= TASK INSTRUCTIONS =
Pull out every line containing the string "JSON".
START MATERIALS PROVIDED
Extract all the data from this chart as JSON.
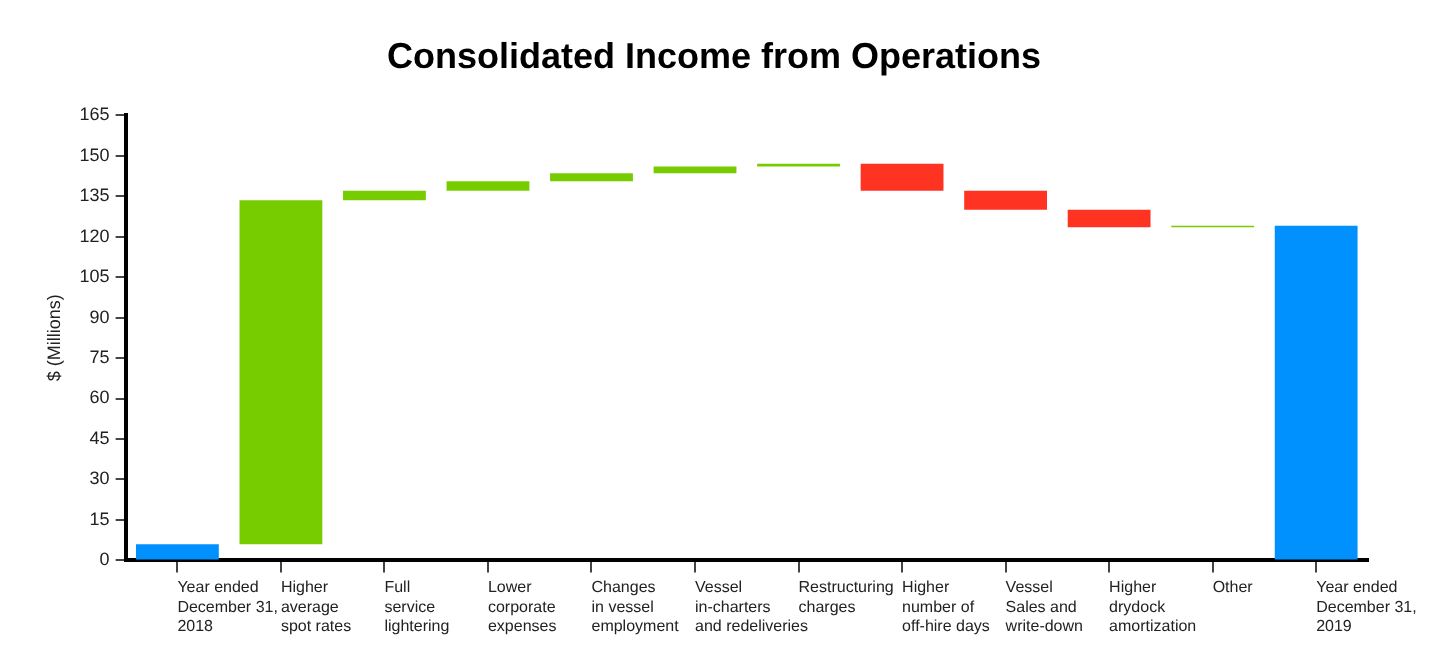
{
  "chart_data": {
    "type": "bar",
    "title": "Consolidated Income from Operations",
    "ylabel": "$ (Millions)",
    "categories": [
      "Year ended\nDecember 31,\n2018",
      "Higher\naverage\nspot rates",
      "Full\nservice\nlightering",
      "Lower\ncorporate\nexpenses",
      "Changes\nin vessel\nemployment",
      "Vessel\nin-charters\nand redeliveries",
      "Restructuring\ncharges",
      "Higher\nnumber of\noff-hire days",
      "Vessel\nSales and\nwrite-down",
      "Higher\ndrydock\namortization",
      "Other",
      "Year ended\nDecember 31,\n2019"
    ],
    "values": [
      6,
      127.5,
      3.5,
      3.5,
      3,
      2.5,
      1,
      -10,
      -7,
      -6.5,
      0.5,
      124
    ],
    "base": [
      0,
      6,
      133.5,
      137,
      140.5,
      143.5,
      146,
      147,
      137,
      130,
      123.5,
      0
    ],
    "colors": [
      "#0091ff",
      "#77cc00",
      "#77cc00",
      "#77cc00",
      "#77cc00",
      "#77cc00",
      "#77cc00",
      "#ff3322",
      "#ff3322",
      "#ff3322",
      "#77cc00",
      "#0091ff"
    ],
    "ylim": [
      0,
      165
    ],
    "yticks": [
      0,
      15,
      30,
      45,
      60,
      75,
      90,
      105,
      120,
      135,
      150,
      165
    ],
    "grid": false,
    "legend": false
  }
}
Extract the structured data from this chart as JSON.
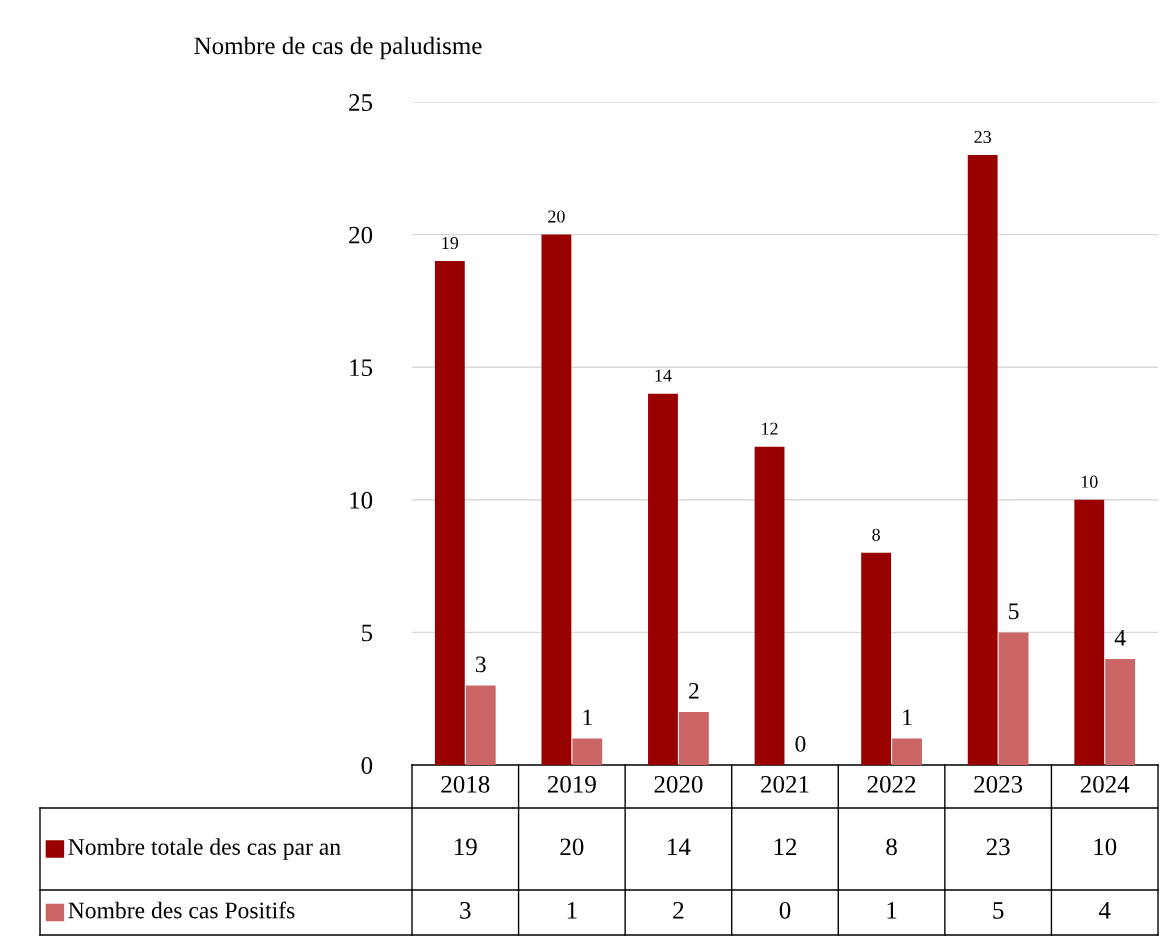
{
  "chart_data": {
    "type": "bar",
    "ylabel": "Nombre de cas de paludisme",
    "categories": [
      "2018",
      "2019",
      "2020",
      "2021",
      "2022",
      "2023",
      "2024"
    ],
    "series": [
      {
        "name": "Nombre totale des cas par an",
        "color": "#990000",
        "values": [
          19,
          20,
          14,
          12,
          8,
          23,
          10
        ],
        "value_labels": [
          "19",
          "20",
          "14",
          "12",
          "8",
          "23",
          "10"
        ]
      },
      {
        "name": "Nombre des cas Positifs",
        "color": "#cc6666",
        "values": [
          3,
          1,
          2,
          0,
          1,
          5,
          4
        ],
        "value_labels": [
          "3",
          "1",
          "2",
          "0",
          "1",
          "5",
          "4"
        ]
      }
    ],
    "ylim": [
      0,
      25
    ],
    "yticks": [
      0,
      5,
      10,
      15,
      20,
      25
    ],
    "grid": "y",
    "legend": "bottom",
    "annotations": [
      "19",
      "20",
      "14",
      "12",
      "8",
      "23",
      "10",
      "3",
      "1",
      "2",
      "0",
      "1",
      "5",
      "4"
    ]
  }
}
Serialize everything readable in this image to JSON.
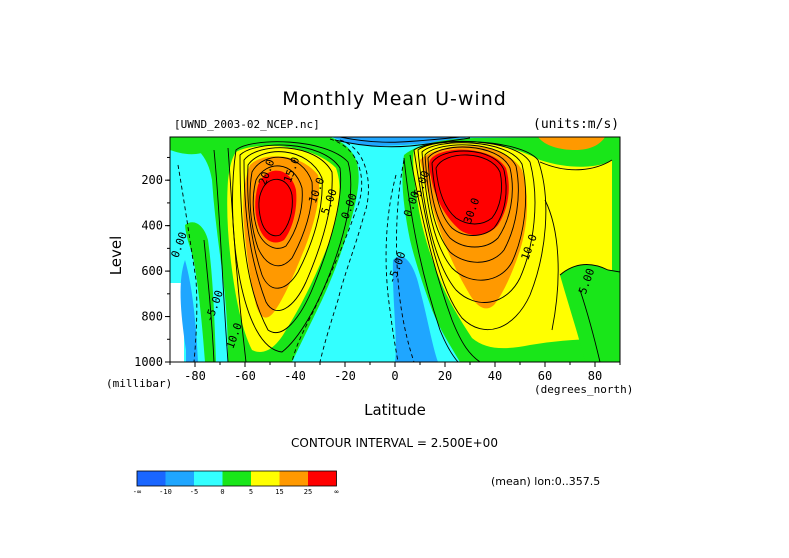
{
  "header": {
    "title": "Monthly Mean U-wind",
    "dataset": "[UWND_2003-02_NCEP.nc]",
    "units": "(units:m/s)"
  },
  "footer": {
    "contour_interval": "CONTOUR INTERVAL = 2.500E+00",
    "mean_lon": "(mean) lon:0..357.5"
  },
  "chart_data": {
    "type": "contour",
    "title": "Monthly Mean U-wind",
    "xlabel": "Latitude",
    "ylabel": "Level",
    "x_unit": "(degrees_north)",
    "y_unit": "(millibar)",
    "xlim": [
      -90,
      90
    ],
    "ylim": [
      1000,
      10
    ],
    "x_ticks": [
      -80,
      -60,
      -40,
      -20,
      0,
      20,
      40,
      60,
      80
    ],
    "y_ticks": [
      200,
      400,
      600,
      800,
      1000
    ],
    "contour_interval": 2.5,
    "jets": [
      {
        "lat": -52,
        "level": 270,
        "max": 25
      },
      {
        "lat": 30,
        "level": 200,
        "max": 37.5
      }
    ],
    "contour_labels": [
      {
        "text": "15.0",
        "lat": -40,
        "level": 160
      },
      {
        "text": "20.0",
        "lat": -50,
        "level": 170
      },
      {
        "text": "10.0",
        "lat": -30,
        "level": 250
      },
      {
        "text": "5.00",
        "lat": -25,
        "level": 300
      },
      {
        "text": "0.00",
        "lat": -17,
        "level": 320
      },
      {
        "text": "0.00",
        "lat": -85,
        "level": 490
      },
      {
        "text": "-5.00",
        "lat": -71,
        "level": 760
      },
      {
        "text": "10.0",
        "lat": -63,
        "level": 890
      },
      {
        "text": "0.00",
        "lat": 8,
        "level": 310
      },
      {
        "text": "5.00",
        "lat": 12,
        "level": 220
      },
      {
        "text": "30.0",
        "lat": 32,
        "level": 340
      },
      {
        "text": "10.0",
        "lat": 55,
        "level": 500
      },
      {
        "text": "-5.00",
        "lat": 2,
        "level": 590
      },
      {
        "text": "5.00",
        "lat": 78,
        "level": 650
      }
    ],
    "colorbar": {
      "colors": [
        "#1a66ff",
        "#1fa6ff",
        "#33ffff",
        "#19e619",
        "#ffff00",
        "#ff9900",
        "#ff0000"
      ],
      "tick_labels": [
        "-∞",
        "-10",
        "-5",
        "0",
        "5",
        "15",
        "25",
        "∞"
      ]
    }
  }
}
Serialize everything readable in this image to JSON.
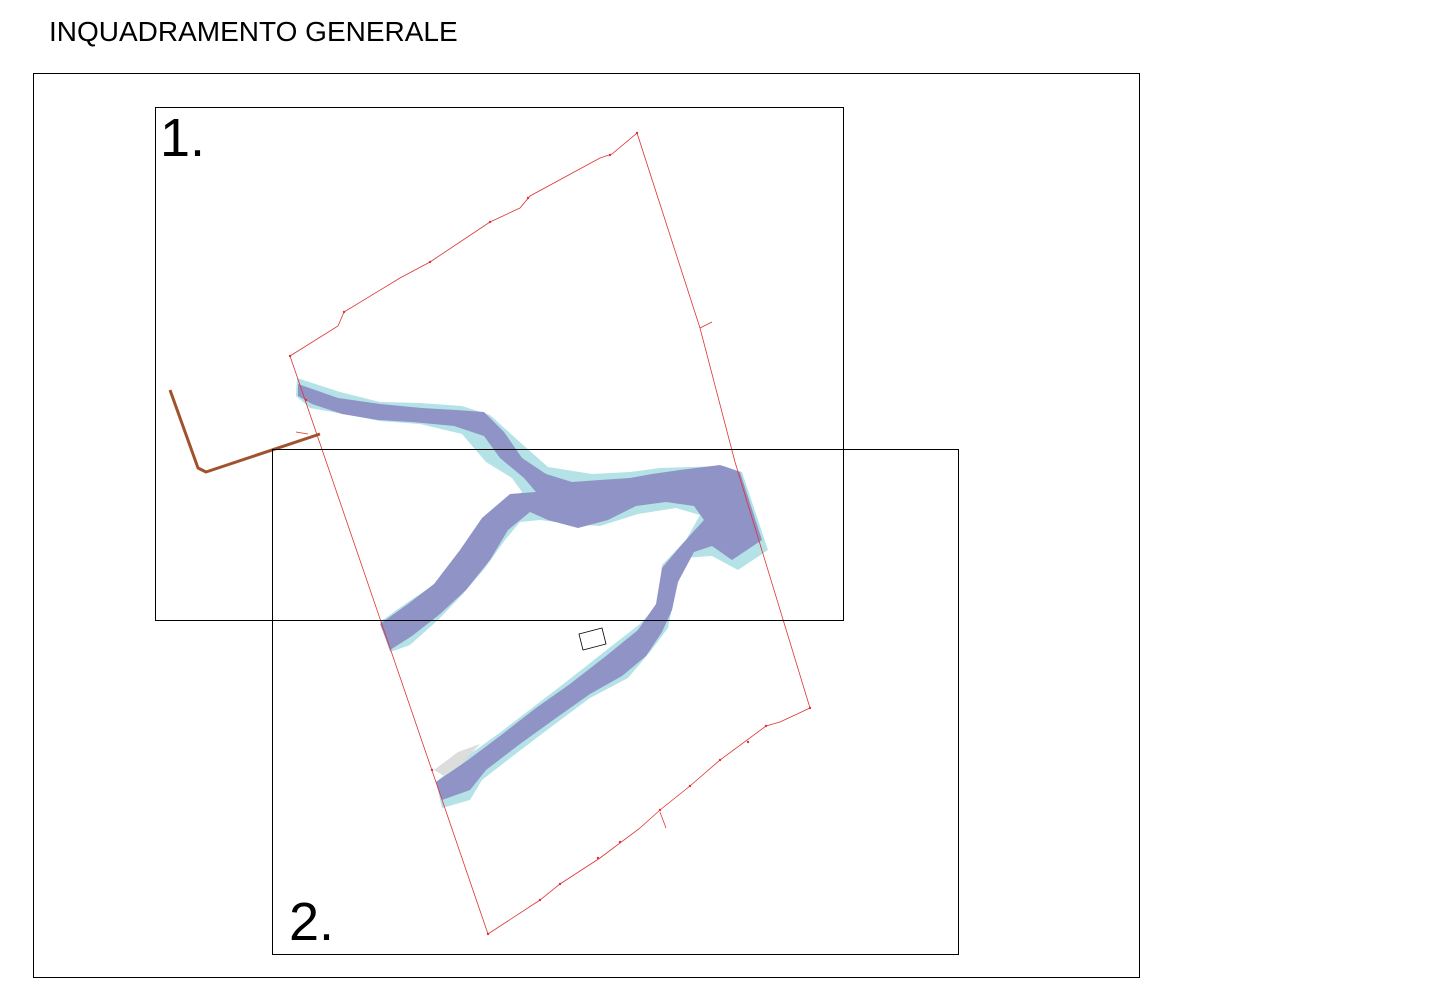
{
  "title": "INQUADRAMENTO GENERALE",
  "sheets": [
    {
      "label": "1."
    },
    {
      "label": "2."
    }
  ],
  "colors": {
    "frame": "#000000",
    "boundary": "#dd3333",
    "river_core": "#8f93c6",
    "river_bank": "#b4e2e6",
    "road": "#a0522d",
    "gravel": "#dddddd"
  }
}
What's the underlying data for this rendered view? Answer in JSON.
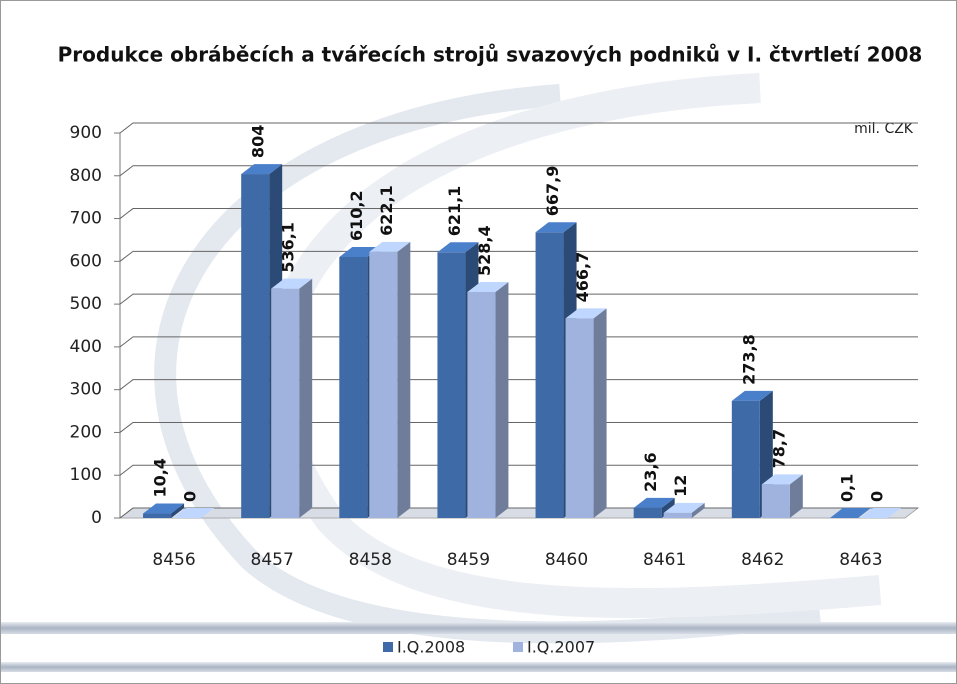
{
  "chart_data": {
    "type": "bar3d",
    "title": "Produkce obráběcích a tvářecích strojů svazových podniků v I. čtvrtletí 2008",
    "unit_label": "mil. CZK",
    "categories": [
      "8456",
      "8457",
      "8458",
      "8459",
      "8460",
      "8461",
      "8462",
      "8463"
    ],
    "series": [
      {
        "name": "I.Q.2008",
        "color": "#3e6aa8",
        "values": [
          10.4,
          804,
          610.2,
          621.1,
          667.9,
          23.6,
          273.8,
          0.1
        ],
        "value_labels": [
          "10,4",
          "804",
          "610,2",
          "621,1",
          "667,9",
          "23,6",
          "273,8",
          "0,1"
        ]
      },
      {
        "name": "I.Q.2007",
        "color": "#9fb3de",
        "values": [
          0,
          536.1,
          622.1,
          528.4,
          466.7,
          12,
          78.7,
          0
        ],
        "value_labels": [
          "0",
          "536,1",
          "622,1",
          "528,4",
          "466,7",
          "12",
          "78,7",
          "0"
        ]
      }
    ],
    "ylim": [
      0,
      900
    ],
    "yticks": [
      0,
      100,
      200,
      300,
      400,
      500,
      600,
      700,
      800,
      900
    ],
    "grid": true,
    "legend": "bottom"
  }
}
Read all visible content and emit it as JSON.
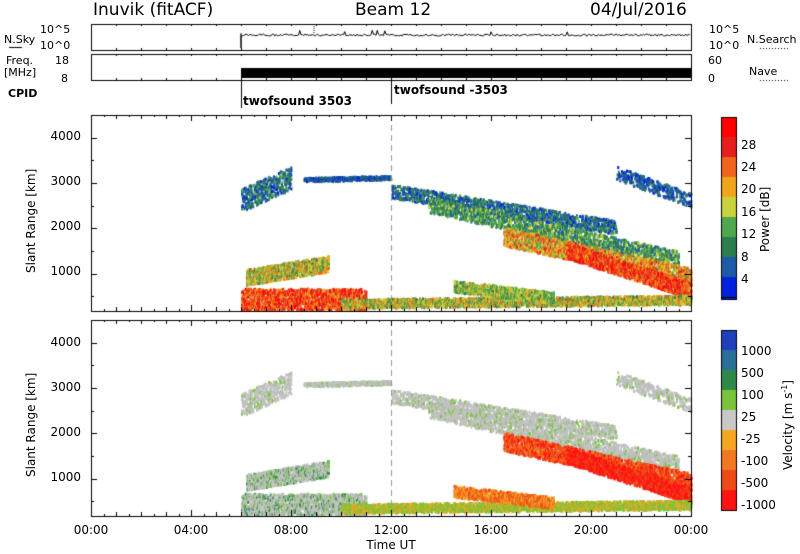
{
  "header": {
    "station": "Inuvik (fitACF)",
    "beam": "Beam 12",
    "date": "04/Jul/2016"
  },
  "summary_labels": {
    "nsky": "N.Sky",
    "nsky_ticks": [
      "10^5",
      "10^0"
    ],
    "nsearch": "N.Search",
    "nsearch_ticks": [
      "10^5",
      "10^0"
    ],
    "freq_line1": "Freq.",
    "freq_line2": "[MHz]",
    "freq_ticks": [
      "18",
      "8"
    ],
    "nave": "Nave",
    "nave_ticks": [
      "60",
      "0"
    ],
    "cpid": "CPID",
    "cpid_modes": [
      "twofsound 3503",
      "twofsound -3503"
    ]
  },
  "colors": {
    "power_scale": [
      "#0022dd",
      "#1e5aa8",
      "#2e7d4f",
      "#4fa84f",
      "#c8d23c",
      "#f0a51e",
      "#f0641e",
      "#e61e1e",
      "#ff0000"
    ],
    "velocity_scale": [
      "#1f3fbf",
      "#2a6e9a",
      "#2f8a4a",
      "#79c43a",
      "#c8c8c8",
      "#f5a623",
      "#f07820",
      "#ee4b16",
      "#ff1414"
    ],
    "ground_scatter": "#c0c0c0"
  },
  "chart_data": [
    {
      "type": "heatmap",
      "name": "power",
      "ylabel": "Slant Range [km]",
      "xlabel": "Time UT",
      "x_ticks": [
        "00:00",
        "04:00",
        "08:00",
        "12:00",
        "16:00",
        "20:00",
        "00:00"
      ],
      "y_ticks": [
        1000,
        2000,
        3000,
        4000
      ],
      "ylim": [
        180,
        4500
      ],
      "xlim_hours": [
        0,
        24
      ],
      "colorbar": {
        "label": "Power [dB]",
        "ticks": [
          4,
          8,
          12,
          16,
          20,
          24,
          28
        ],
        "range": [
          0,
          30
        ]
      },
      "data_start_hour": 6.0,
      "mode_change_hour": 12.0
    },
    {
      "type": "heatmap",
      "name": "velocity",
      "ylabel": "Slant Range [km]",
      "xlabel": "Time UT",
      "x_ticks": [
        "00:00",
        "04:00",
        "08:00",
        "12:00",
        "16:00",
        "20:00",
        "00:00"
      ],
      "y_ticks": [
        1000,
        2000,
        3000,
        4000
      ],
      "ylim": [
        180,
        4500
      ],
      "xlim_hours": [
        0,
        24
      ],
      "colorbar": {
        "label": "Velocity [m s^-1]",
        "ticks": [
          "1000",
          "500",
          "100",
          "25",
          "-25",
          "-100",
          "-500",
          "-1000"
        ]
      }
    }
  ]
}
END MATERIALS PROVIDED
= THE SOLUTION =
Extract all the data from this chart as JSON.
Extract the structured data from this chart as JSON.
Serialize everything readable in this image to JSON.
Serialize everything readable in this image to JSON.
What's the underlying data for this rendered view? Answer in JSON.
Read all visible content and emit it as JSON.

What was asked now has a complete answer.